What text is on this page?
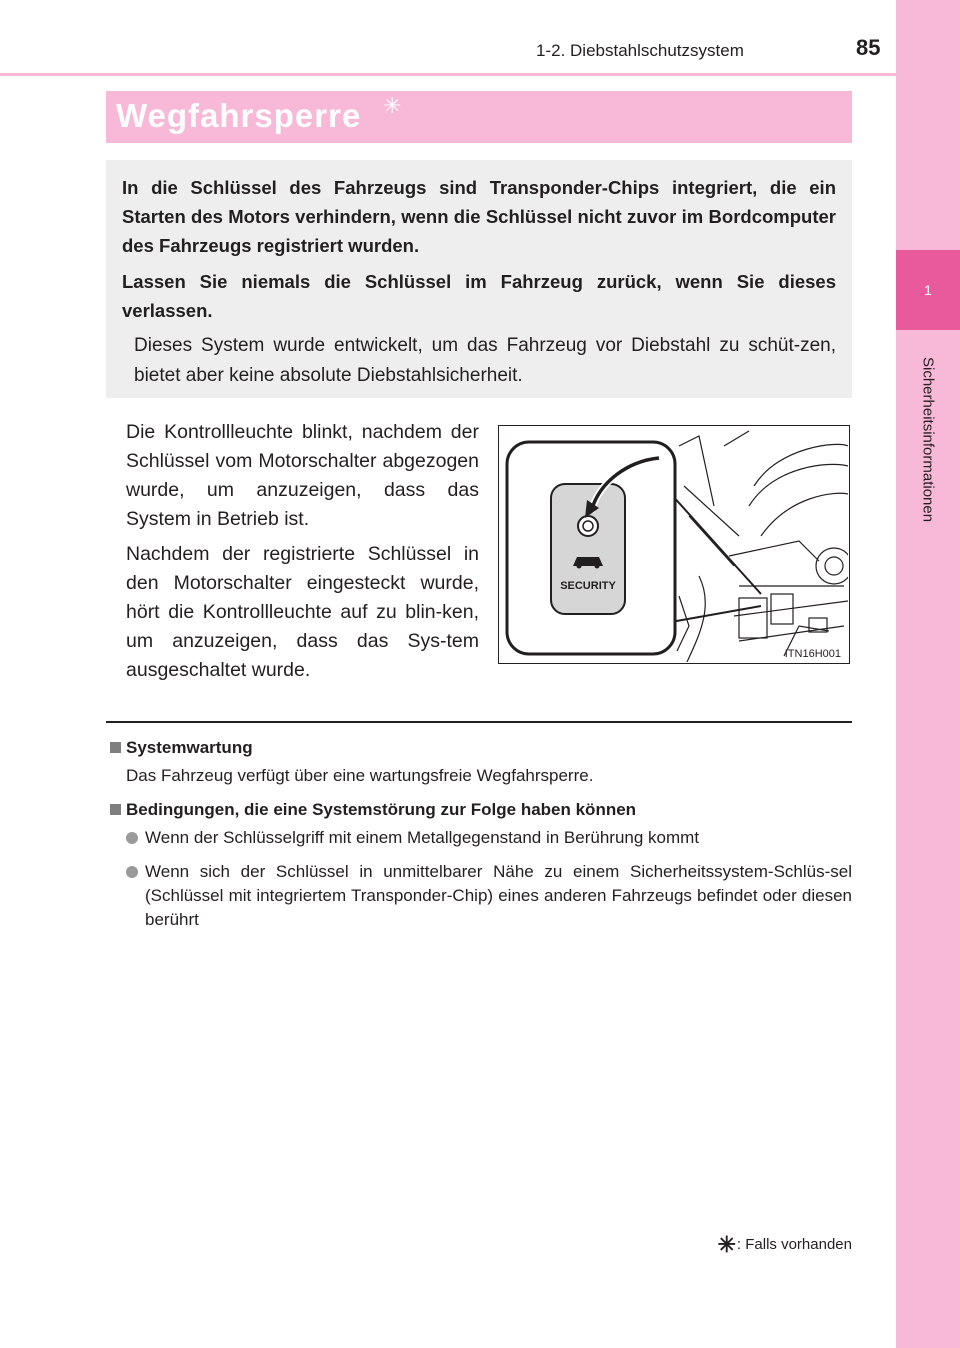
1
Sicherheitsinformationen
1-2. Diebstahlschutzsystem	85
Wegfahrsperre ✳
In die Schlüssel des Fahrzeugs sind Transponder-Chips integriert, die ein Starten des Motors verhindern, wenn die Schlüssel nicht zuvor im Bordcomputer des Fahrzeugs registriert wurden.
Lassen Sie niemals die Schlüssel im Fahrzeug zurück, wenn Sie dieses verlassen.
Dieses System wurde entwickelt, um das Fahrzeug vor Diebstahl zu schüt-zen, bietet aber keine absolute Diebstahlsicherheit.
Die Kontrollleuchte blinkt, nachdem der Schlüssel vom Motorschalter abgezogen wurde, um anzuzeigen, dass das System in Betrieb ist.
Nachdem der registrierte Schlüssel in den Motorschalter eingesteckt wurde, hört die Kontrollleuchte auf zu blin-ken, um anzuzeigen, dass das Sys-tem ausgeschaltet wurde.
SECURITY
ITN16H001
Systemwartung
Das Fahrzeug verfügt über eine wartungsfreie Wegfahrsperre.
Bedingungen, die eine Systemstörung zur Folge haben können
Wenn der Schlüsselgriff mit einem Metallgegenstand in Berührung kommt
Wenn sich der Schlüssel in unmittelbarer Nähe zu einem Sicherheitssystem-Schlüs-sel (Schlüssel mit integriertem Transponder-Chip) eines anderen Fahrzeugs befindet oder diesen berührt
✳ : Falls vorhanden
####
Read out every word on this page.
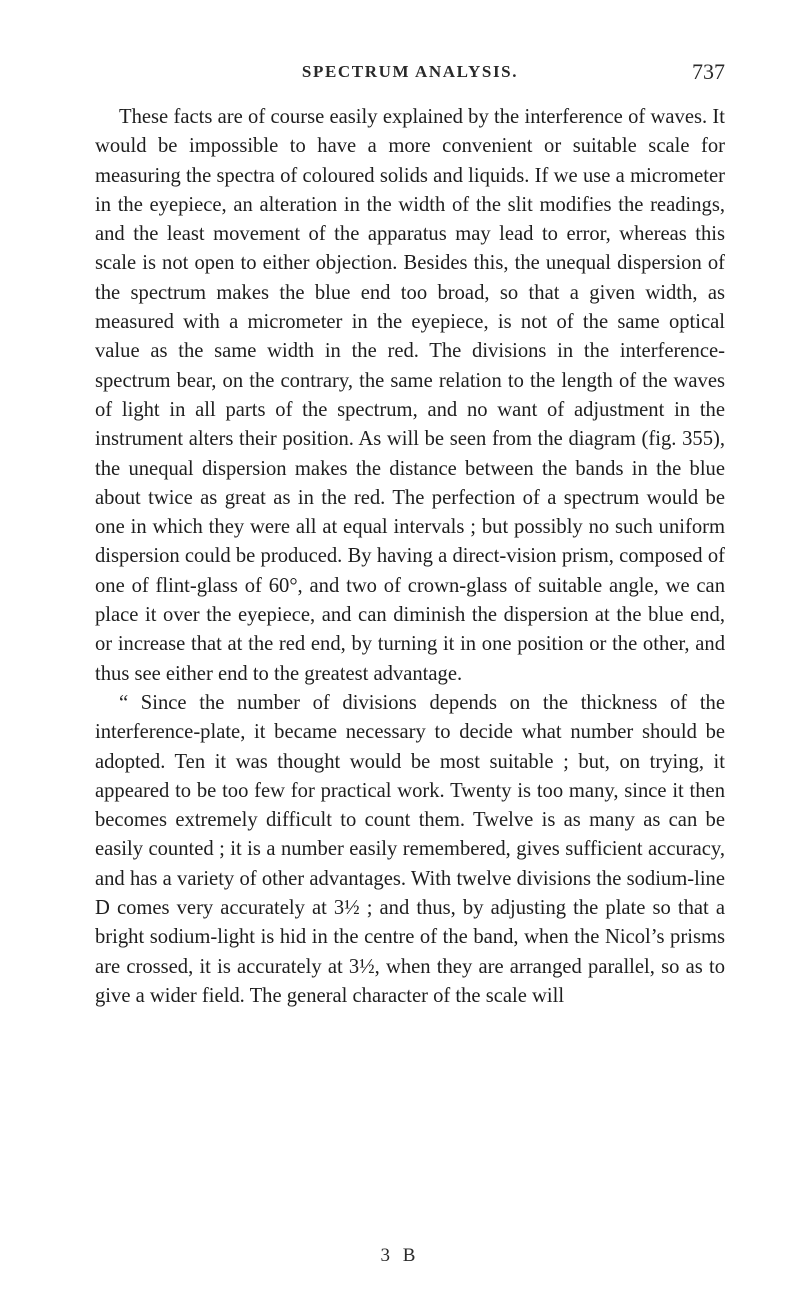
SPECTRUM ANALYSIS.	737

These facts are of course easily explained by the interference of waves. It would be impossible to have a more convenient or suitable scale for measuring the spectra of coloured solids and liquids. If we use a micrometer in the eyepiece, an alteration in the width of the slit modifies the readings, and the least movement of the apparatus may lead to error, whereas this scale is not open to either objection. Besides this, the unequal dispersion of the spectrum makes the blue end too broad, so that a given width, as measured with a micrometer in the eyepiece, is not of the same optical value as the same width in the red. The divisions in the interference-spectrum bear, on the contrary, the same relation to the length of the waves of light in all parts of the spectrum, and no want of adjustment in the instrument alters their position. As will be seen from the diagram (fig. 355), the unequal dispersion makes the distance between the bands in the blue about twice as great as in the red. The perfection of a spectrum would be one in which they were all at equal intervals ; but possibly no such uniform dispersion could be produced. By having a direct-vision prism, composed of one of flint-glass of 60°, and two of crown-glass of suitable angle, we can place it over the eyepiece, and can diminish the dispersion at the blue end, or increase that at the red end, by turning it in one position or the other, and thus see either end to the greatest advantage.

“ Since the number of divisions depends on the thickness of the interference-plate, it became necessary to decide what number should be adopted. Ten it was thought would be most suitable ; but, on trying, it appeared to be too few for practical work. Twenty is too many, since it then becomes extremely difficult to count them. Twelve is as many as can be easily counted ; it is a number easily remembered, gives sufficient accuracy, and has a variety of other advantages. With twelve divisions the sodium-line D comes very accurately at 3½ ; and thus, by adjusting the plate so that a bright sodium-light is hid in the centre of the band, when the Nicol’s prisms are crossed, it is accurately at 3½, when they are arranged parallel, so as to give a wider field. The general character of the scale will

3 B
####
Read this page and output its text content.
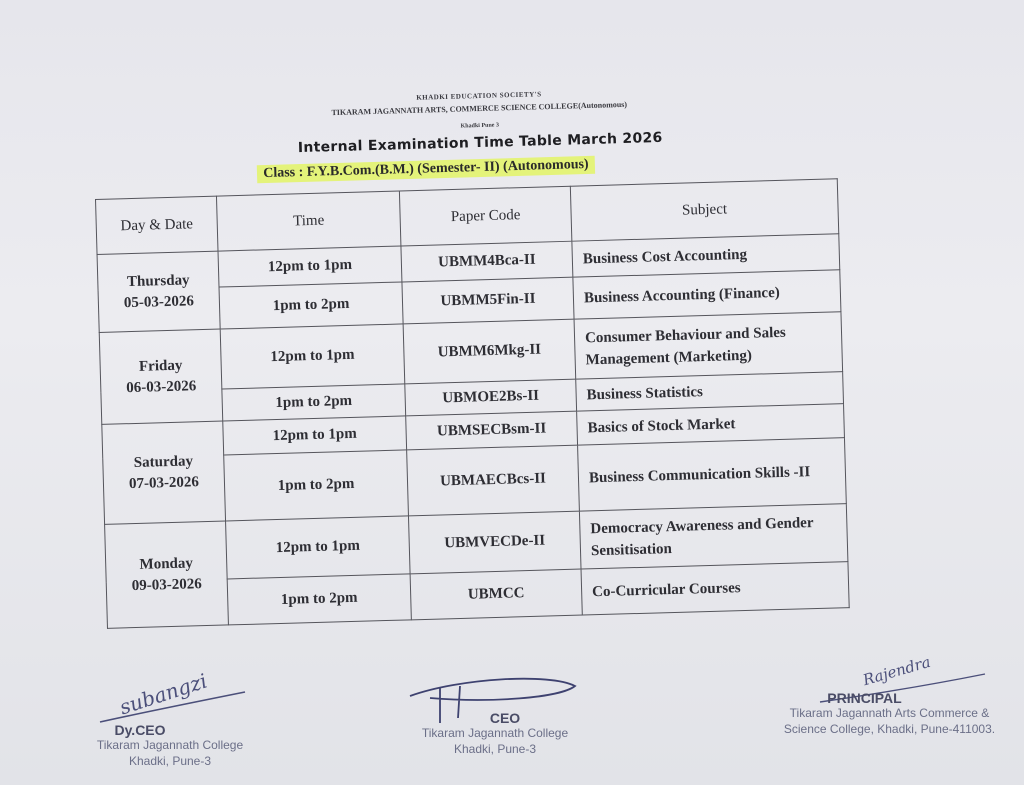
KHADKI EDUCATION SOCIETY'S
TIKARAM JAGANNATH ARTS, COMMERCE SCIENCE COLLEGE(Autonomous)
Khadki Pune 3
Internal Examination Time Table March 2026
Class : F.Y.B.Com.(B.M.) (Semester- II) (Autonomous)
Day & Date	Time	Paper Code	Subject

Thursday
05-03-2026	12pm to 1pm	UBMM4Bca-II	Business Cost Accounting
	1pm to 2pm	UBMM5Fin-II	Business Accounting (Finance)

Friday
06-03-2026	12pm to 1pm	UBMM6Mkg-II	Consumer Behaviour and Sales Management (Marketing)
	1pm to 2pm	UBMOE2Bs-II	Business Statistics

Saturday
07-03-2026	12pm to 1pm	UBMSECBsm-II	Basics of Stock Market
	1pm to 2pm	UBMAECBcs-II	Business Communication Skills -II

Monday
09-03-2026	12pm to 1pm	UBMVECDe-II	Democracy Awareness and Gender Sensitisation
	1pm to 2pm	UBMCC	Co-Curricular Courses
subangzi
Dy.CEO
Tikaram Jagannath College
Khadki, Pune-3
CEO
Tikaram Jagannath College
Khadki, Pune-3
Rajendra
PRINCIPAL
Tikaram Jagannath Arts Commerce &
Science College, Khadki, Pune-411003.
####
Your answer should be only the number of lines that hold the word "text".

__Exercise result__
2